[[ Excerpted text, beginning ]]
Gov. Charlie Crist touts Cover Florida healthcare plan as `national model' despite its failings

Gov. Charlie Crist says his health-insurance idea should be a national model, even though it's done little to help Florida's uninsured.

Herald/Times Tallahassee Bureau

A success rate of less than a tenth of a percent might not sound like much, but to Gov. Charlie Crist it's campaign-trail bragging material for healthcare reform.

Crist's new Cover Florida healthcare proposal has signed up only 3,757 people in a state with nearly four million uninsured. Meantime, an estimated 77,250 Floridians have lost health-insurance coverage since Cover Florida began releasing statistics in March.

Yet Crist touts Cover Florida as a ``national model'' and as a private-sector alternative to the government-run insurance plans of congressional Democrats and President Barack Obama.

``What's happening in Washington, I don't agree with,'' Crist said recently. ``We found a better way in Florida, by wanting to include the private sector to participate more.''

Under Cover Florida, Crist's administration persuaded insurance companies to offer stripped-down health plans for stripped down prices. The more coverage a person receives, the more he pays. That, Crist says, gives consumers more choice and less government.

Crist's government-is-the-problem tone, which has become more pronounced as he began stumping for U.S. Senate, contrasts sharply with the approach he took to stabilize insurance rates on homes, businesses and other properties in 2007.

Then, Crist advocated for more government-run insurance to compete with private hurricane insurance companies as they raised rates and dropped customers. Now, Crist opposes government-run insurance, while health-insurance companies are raising rates and dropping customers.
[[ Excerpted text, end ]]
[[ Data records, beginning ]]
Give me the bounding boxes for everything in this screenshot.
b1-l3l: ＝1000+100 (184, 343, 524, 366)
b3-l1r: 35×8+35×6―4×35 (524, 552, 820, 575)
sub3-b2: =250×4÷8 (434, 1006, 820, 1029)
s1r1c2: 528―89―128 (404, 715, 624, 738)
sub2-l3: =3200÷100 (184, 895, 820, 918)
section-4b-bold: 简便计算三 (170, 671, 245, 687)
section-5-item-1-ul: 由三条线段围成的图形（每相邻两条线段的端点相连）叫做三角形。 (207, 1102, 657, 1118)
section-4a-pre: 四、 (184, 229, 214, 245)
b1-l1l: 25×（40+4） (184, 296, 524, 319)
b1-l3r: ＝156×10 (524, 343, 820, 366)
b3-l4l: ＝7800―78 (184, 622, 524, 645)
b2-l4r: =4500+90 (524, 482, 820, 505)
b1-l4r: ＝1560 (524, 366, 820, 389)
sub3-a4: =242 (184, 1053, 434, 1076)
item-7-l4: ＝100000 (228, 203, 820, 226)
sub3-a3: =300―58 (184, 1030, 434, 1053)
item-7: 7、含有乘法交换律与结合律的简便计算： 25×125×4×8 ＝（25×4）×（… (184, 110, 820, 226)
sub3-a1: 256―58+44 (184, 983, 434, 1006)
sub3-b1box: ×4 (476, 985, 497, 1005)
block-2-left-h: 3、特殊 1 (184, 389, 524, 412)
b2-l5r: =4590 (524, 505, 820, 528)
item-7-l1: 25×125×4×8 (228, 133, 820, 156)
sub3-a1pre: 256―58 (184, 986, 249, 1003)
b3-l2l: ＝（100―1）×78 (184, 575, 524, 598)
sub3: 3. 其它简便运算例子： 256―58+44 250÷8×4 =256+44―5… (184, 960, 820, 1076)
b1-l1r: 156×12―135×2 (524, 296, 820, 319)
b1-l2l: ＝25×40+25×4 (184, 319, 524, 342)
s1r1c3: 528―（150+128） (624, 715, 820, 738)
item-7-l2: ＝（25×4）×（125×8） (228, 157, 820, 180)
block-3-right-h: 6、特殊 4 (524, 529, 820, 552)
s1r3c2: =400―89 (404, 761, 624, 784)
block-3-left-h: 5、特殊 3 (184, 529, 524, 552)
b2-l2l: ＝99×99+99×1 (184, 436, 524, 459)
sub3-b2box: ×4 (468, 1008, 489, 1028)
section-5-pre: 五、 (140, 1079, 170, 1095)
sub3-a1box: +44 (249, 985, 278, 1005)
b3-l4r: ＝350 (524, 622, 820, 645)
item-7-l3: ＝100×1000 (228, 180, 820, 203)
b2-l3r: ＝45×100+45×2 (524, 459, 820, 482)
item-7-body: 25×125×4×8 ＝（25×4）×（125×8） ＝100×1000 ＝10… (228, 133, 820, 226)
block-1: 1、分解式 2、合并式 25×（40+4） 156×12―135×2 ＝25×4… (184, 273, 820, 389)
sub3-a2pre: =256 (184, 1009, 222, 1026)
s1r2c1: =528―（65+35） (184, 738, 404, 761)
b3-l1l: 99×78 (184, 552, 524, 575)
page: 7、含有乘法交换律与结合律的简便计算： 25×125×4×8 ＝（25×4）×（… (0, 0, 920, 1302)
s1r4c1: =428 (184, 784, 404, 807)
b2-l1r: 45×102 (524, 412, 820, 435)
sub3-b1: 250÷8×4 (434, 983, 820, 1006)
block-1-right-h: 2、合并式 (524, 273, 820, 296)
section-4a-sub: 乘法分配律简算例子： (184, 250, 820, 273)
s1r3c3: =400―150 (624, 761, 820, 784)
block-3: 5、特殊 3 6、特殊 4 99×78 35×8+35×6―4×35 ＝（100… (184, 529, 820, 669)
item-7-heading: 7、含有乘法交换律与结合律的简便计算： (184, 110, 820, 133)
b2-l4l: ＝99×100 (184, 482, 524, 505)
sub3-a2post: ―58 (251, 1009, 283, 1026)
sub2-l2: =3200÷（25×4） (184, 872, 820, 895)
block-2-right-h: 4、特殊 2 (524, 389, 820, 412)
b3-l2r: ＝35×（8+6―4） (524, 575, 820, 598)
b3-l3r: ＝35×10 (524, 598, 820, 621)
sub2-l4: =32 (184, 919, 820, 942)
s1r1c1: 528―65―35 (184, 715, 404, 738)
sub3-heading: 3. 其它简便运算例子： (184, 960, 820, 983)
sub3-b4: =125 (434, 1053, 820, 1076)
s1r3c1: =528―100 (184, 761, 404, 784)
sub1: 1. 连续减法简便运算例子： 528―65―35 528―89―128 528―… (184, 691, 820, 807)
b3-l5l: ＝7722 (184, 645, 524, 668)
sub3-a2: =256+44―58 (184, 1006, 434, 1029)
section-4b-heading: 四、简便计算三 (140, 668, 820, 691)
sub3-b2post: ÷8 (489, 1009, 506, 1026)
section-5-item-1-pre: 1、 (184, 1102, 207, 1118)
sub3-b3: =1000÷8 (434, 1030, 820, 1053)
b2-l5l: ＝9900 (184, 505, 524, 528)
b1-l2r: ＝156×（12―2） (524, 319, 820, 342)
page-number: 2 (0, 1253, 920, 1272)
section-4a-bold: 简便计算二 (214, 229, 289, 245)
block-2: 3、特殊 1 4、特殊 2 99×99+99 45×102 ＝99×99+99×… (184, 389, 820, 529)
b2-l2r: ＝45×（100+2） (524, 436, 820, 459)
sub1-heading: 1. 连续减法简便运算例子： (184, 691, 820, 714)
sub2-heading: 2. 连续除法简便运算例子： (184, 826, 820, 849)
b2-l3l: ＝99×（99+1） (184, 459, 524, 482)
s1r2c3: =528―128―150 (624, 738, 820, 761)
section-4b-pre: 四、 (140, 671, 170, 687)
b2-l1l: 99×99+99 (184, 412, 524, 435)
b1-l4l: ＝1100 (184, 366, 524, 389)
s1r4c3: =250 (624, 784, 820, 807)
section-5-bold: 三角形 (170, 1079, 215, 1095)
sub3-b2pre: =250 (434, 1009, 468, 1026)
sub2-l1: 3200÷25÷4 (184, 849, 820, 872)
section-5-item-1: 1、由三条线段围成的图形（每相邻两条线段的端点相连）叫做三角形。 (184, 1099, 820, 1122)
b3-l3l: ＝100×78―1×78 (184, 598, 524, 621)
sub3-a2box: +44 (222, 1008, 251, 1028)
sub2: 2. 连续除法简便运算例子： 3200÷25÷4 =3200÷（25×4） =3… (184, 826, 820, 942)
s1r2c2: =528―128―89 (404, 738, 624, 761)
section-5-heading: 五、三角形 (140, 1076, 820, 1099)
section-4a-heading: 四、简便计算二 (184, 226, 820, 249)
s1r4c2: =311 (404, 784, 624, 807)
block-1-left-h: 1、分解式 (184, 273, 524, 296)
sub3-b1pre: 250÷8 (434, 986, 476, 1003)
[[ Data records, end ]]
## Exercise A
Repeat the part of the Cover Florida article that opens with the words containing "Crist's new Cover" and closes with "President Barack Obama.".
## Exercise B
Answer these questions using the Cover Florida article:
(i) How many people has Cover Florida signed up?
(ii) In what year did Crist take a different approach to stabilize insurance rates on homes, businesses and other properties?
(iii) For what office did Crist begin stumping?
## Exercise C
Based on the Cover Florida article, decide whether each statement agrees with the text. Answer yes or no and quote the deciding words.
(i) Cover Florida began releasing statistics in March.
(ii) Under Cover Florida, a person who receives more coverage pays less.
(iii) Crist says he agrees with what is happening in Washington.

## Result A
Crist's new Cover Florida healthcare proposal has signed up only 3,757 people in a state with nearly four million uninsured. Meantime, an estimated 77,250 Floridians have lost health-insurance coverage since Cover Florida began releasing statistics in March.

Yet Crist touts Cover Florida as a ``national model'' and as a private-sector alternative to the government-run insurance plans of congressional Democrats and President Barack Obama.

## Result B
(i) 3,757
(ii) 2007
(iii) U.S. Senate

## Result C
(i) Yes: "since Cover Florida began releasing statistics in March"
(ii) No: "The more coverage a person receives, the more he pays."
(iii) No: "What's happening in Washington, I don't agree with"